== What the exercise asks ==
Print the records again, character for character.

== Provided material ==
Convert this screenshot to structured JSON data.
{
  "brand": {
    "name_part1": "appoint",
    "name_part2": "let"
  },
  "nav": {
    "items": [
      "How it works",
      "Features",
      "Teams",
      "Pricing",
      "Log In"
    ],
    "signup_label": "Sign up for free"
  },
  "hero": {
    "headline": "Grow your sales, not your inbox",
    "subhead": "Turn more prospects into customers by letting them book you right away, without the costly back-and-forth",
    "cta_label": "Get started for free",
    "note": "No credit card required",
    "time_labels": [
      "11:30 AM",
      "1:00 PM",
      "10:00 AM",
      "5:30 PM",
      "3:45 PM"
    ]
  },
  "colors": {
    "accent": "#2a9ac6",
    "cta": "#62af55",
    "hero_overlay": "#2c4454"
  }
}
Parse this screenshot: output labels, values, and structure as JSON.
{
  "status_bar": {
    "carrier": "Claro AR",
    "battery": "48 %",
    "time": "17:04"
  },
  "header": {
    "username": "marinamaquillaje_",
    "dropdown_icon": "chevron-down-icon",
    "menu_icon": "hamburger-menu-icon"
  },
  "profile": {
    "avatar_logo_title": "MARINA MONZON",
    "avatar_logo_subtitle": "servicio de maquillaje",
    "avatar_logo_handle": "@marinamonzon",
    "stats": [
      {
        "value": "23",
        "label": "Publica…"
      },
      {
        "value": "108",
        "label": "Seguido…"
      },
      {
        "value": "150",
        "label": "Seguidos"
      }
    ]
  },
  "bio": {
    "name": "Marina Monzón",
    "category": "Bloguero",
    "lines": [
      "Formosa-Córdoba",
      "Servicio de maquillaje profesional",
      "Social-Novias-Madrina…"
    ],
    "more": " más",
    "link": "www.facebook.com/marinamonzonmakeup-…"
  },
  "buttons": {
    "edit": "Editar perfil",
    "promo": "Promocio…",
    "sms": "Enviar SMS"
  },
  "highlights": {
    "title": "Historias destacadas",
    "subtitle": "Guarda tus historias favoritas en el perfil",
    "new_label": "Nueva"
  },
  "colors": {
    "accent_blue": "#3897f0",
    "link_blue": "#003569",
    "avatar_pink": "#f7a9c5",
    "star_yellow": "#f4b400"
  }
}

== Result below ==
Convert this screenshot to structured JSON data.
{
  "brand": {
    "name_part1": "appoint",
    "name_part2": "let"
  },
  "nav": {
    "items": [
      "How it works",
      "Features",
      "Teams",
      "Pricing",
      "Log In"
    ],
    "signup_label": "Sign up for free"
  },
  "hero": {
    "headline": "Grow your sales, not your inbox",
    "subhead": "Turn more prospects into customers by letting them book you right away, without the costly back-and-forth",
    "cta_label": "Get started for free",
    "note": "No credit card required",
    "time_labels": [
      "11:30 AM",
      "1:00 PM",
      "10:00 AM",
      "5:30 PM",
      "3:45 PM"
    ]
  },
  "colors": {
    "accent": "#2a9ac6",
    "cta": "#62af55",
    "hero_overlay": "#2c4454"
  }
}
Parse this screenshot: output labels, values, and structure as JSON.
{
  "status_bar": {
    "carrier": "Claro AR",
    "battery": "48 %",
    "time": "17:04"
  },
  "header": {
    "username": "marinamaquillaje_",
    "dropdown_icon": "chevron-down-icon",
    "menu_icon": "hamburger-menu-icon"
  },
  "profile": {
    "avatar_logo_title": "MARINA MONZON",
    "avatar_logo_subtitle": "servicio de maquillaje",
    "avatar_logo_handle": "@marinamonzon",
    "stats": [
      {
        "value": "23",
        "label": "Publica…"
      },
      {
        "value": "108",
        "label": "Seguido…"
      },
      {
        "value": "150",
        "label": "Seguidos"
      }
    ]
  },
  "bio": {
    "name": "Marina Monzón",
    "category": "Bloguero",
    "lines": [
      "Formosa-Córdoba",
      "Servicio de maquillaje profesional",
      "Social-Novias-Madrina…"
    ],
    "more": " más",
    "link": "www.facebook.com/marinamonzonmakeup-…"
  },
  "buttons": {
    "edit": "Editar perfil",
    "promo": "Promocio…",
    "sms": "Enviar SMS"
  },
  "highlights": {
    "title": "Historias destacadas",
    "subtitle": "Guarda tus historias favoritas en el perfil",
    "new_label": "Nueva"
  },
  "colors": {
    "accent_blue": "#3897f0",
    "link_blue": "#003569",
    "avatar_pink": "#f7a9c5",
    "star_yellow": "#f4b400"
  }
}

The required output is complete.